▸ **Requirement**
Keep only the lines that hold the string "free", filtering out the rest of the entries below.

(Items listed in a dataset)
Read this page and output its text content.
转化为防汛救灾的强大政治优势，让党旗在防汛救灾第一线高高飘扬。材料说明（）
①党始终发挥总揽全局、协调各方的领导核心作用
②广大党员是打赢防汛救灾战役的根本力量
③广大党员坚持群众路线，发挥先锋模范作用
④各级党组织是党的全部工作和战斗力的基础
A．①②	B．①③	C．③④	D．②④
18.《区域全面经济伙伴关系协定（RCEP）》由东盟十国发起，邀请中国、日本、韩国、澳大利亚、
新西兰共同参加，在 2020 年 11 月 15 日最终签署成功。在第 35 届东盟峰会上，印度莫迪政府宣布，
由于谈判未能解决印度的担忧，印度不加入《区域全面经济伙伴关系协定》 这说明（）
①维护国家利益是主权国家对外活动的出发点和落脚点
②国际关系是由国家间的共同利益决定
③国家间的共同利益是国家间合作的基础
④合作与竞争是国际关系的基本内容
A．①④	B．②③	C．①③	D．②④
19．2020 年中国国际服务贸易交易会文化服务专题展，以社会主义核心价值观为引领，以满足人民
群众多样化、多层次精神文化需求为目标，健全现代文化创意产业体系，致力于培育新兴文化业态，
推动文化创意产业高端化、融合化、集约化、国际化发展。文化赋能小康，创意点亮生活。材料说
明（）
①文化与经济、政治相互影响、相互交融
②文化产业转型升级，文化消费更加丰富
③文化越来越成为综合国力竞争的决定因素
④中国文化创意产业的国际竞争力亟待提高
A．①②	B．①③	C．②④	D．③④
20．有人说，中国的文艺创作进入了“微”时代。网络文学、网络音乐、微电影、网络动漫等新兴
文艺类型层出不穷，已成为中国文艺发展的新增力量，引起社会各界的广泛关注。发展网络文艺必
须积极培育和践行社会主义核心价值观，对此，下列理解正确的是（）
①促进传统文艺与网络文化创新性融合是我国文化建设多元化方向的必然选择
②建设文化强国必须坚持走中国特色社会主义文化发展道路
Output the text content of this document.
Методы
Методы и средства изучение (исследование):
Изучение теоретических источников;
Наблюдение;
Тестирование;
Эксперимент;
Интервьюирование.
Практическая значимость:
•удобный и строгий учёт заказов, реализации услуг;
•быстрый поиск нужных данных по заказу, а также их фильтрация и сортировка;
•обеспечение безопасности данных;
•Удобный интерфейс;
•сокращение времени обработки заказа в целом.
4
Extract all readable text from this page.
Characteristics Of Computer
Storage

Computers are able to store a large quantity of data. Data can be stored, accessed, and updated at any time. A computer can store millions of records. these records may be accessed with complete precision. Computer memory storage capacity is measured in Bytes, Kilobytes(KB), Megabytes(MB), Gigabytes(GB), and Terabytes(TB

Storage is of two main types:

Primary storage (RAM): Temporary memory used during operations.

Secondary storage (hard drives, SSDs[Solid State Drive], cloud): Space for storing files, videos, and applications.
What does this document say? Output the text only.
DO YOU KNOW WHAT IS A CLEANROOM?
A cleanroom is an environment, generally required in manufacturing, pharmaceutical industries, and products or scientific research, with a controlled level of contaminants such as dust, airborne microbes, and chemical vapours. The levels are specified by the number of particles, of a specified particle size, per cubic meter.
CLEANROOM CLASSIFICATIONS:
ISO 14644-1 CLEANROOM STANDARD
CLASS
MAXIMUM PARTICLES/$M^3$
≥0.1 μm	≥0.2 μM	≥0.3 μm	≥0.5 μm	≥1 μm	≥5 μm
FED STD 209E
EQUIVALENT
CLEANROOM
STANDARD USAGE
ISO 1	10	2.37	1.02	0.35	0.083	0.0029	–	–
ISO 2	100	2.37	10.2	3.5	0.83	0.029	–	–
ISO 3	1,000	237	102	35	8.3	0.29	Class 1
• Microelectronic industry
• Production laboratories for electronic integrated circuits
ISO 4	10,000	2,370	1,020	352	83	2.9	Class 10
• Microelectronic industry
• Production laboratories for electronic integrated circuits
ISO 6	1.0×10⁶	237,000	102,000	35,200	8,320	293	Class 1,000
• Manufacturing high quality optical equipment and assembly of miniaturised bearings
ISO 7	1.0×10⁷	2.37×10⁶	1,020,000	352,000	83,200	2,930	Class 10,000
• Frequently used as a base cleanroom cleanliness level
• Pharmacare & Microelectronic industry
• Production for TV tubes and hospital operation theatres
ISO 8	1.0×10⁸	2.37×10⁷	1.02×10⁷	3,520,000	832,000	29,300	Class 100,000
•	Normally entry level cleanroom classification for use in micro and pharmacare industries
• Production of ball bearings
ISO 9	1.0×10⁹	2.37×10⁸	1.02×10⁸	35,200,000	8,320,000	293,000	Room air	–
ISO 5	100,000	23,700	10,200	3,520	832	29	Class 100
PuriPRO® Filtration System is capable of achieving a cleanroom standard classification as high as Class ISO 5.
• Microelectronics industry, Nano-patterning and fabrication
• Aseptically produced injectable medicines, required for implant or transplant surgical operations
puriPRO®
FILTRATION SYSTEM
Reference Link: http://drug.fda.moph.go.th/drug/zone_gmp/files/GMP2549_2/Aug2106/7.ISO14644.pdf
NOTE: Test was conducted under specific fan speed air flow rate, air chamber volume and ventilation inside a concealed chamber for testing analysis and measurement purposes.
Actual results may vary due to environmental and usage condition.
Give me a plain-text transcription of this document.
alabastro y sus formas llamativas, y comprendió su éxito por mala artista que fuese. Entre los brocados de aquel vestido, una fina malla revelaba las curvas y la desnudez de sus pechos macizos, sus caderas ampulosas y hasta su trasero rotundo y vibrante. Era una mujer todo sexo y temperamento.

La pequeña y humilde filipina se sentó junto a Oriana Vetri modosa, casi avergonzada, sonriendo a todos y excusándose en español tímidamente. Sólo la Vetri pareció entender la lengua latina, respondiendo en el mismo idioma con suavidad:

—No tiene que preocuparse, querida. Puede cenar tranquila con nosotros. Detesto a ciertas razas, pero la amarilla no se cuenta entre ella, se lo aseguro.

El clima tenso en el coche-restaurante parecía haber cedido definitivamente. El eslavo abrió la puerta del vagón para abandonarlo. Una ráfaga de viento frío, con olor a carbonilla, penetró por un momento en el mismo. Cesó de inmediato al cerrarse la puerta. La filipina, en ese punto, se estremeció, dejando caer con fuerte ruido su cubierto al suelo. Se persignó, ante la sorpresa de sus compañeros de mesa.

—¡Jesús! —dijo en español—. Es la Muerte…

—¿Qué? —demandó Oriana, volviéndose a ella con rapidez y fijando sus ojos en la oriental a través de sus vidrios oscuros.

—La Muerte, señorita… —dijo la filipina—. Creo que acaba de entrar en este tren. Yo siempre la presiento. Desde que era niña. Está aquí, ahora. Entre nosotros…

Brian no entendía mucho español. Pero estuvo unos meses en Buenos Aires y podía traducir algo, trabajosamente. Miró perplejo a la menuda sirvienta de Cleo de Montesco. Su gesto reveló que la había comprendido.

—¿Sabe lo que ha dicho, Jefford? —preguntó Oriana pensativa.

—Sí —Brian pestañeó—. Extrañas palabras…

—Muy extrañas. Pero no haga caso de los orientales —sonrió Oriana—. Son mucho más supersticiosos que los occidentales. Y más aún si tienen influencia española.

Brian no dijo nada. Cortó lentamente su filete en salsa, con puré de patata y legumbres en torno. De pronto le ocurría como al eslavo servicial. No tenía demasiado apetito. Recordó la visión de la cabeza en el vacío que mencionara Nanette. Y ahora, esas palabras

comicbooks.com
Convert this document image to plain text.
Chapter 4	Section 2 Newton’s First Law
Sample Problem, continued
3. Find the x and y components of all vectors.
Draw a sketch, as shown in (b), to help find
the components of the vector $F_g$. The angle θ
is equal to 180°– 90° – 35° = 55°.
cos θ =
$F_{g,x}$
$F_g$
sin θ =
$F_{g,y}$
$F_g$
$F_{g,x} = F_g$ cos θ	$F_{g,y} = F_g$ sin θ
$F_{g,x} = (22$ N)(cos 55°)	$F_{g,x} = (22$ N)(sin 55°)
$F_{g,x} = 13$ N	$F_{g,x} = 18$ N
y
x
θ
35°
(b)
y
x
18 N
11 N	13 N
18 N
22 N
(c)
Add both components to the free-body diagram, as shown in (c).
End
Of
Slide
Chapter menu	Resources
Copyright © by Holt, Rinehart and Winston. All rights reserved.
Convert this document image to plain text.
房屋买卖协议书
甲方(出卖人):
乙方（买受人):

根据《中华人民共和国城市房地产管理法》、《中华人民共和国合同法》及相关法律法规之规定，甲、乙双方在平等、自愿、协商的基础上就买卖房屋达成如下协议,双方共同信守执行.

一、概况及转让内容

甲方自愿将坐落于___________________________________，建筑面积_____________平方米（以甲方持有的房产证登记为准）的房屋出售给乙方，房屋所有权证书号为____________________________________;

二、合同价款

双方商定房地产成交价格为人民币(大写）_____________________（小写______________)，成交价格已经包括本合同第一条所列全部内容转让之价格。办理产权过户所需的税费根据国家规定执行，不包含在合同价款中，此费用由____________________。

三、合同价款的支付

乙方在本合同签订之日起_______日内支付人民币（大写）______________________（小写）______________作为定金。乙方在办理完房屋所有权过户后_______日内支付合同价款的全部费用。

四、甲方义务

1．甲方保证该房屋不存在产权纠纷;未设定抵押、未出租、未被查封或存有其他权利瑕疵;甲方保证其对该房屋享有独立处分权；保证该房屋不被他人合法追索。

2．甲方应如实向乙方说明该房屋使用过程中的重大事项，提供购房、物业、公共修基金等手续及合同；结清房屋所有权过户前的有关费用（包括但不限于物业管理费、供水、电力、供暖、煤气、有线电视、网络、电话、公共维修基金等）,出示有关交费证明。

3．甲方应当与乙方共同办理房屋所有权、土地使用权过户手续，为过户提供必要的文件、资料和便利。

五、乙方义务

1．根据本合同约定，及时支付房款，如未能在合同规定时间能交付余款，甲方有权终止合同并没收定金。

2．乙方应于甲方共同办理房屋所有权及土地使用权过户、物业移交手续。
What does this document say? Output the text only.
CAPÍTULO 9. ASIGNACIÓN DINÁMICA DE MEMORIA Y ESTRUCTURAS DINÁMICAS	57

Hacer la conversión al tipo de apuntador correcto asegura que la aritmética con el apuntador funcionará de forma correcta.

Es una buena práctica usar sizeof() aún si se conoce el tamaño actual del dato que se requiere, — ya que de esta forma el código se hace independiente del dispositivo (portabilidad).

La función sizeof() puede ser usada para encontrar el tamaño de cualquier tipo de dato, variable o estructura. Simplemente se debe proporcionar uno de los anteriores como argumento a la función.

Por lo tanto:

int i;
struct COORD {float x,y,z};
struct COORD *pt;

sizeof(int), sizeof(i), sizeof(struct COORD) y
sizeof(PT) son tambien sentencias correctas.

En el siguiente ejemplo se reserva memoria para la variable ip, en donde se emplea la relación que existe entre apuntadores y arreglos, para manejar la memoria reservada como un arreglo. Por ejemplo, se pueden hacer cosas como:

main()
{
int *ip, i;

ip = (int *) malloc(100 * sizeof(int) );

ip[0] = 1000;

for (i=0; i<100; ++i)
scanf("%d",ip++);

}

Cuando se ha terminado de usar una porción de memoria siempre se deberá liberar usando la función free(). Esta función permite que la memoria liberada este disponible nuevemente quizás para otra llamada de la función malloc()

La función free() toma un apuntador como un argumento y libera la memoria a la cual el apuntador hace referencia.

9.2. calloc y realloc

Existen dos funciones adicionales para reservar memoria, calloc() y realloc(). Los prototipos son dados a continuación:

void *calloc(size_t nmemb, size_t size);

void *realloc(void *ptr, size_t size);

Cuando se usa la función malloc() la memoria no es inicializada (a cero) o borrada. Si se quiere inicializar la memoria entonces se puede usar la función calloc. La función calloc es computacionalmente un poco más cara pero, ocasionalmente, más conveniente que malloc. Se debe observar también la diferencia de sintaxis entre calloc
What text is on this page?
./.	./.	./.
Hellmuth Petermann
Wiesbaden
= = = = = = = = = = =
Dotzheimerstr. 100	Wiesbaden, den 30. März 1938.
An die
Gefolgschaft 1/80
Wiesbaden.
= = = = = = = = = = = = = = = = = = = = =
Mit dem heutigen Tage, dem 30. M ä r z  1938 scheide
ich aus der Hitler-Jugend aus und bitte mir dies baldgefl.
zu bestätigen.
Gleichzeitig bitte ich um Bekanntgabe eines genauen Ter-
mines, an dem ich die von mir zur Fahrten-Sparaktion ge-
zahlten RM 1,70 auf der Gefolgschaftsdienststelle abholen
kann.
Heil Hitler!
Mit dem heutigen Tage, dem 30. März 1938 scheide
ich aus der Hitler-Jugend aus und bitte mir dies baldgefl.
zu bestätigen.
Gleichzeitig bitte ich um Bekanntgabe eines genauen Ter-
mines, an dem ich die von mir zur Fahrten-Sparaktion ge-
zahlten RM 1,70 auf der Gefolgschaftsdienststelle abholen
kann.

▸ **Output of the exercise**
Add both components to the free-body diagram, as shown in (c).
Cuando se ha terminado de usar una porción de memoria siempre se deberá liberar usando la función free(). Esta función permite que la memoria liberada este disponible nuevemente quizás para otra llamada de la función malloc()
La función free() toma un apuntador como un argumento y libera la memoria a la cual el apuntador hace referencia.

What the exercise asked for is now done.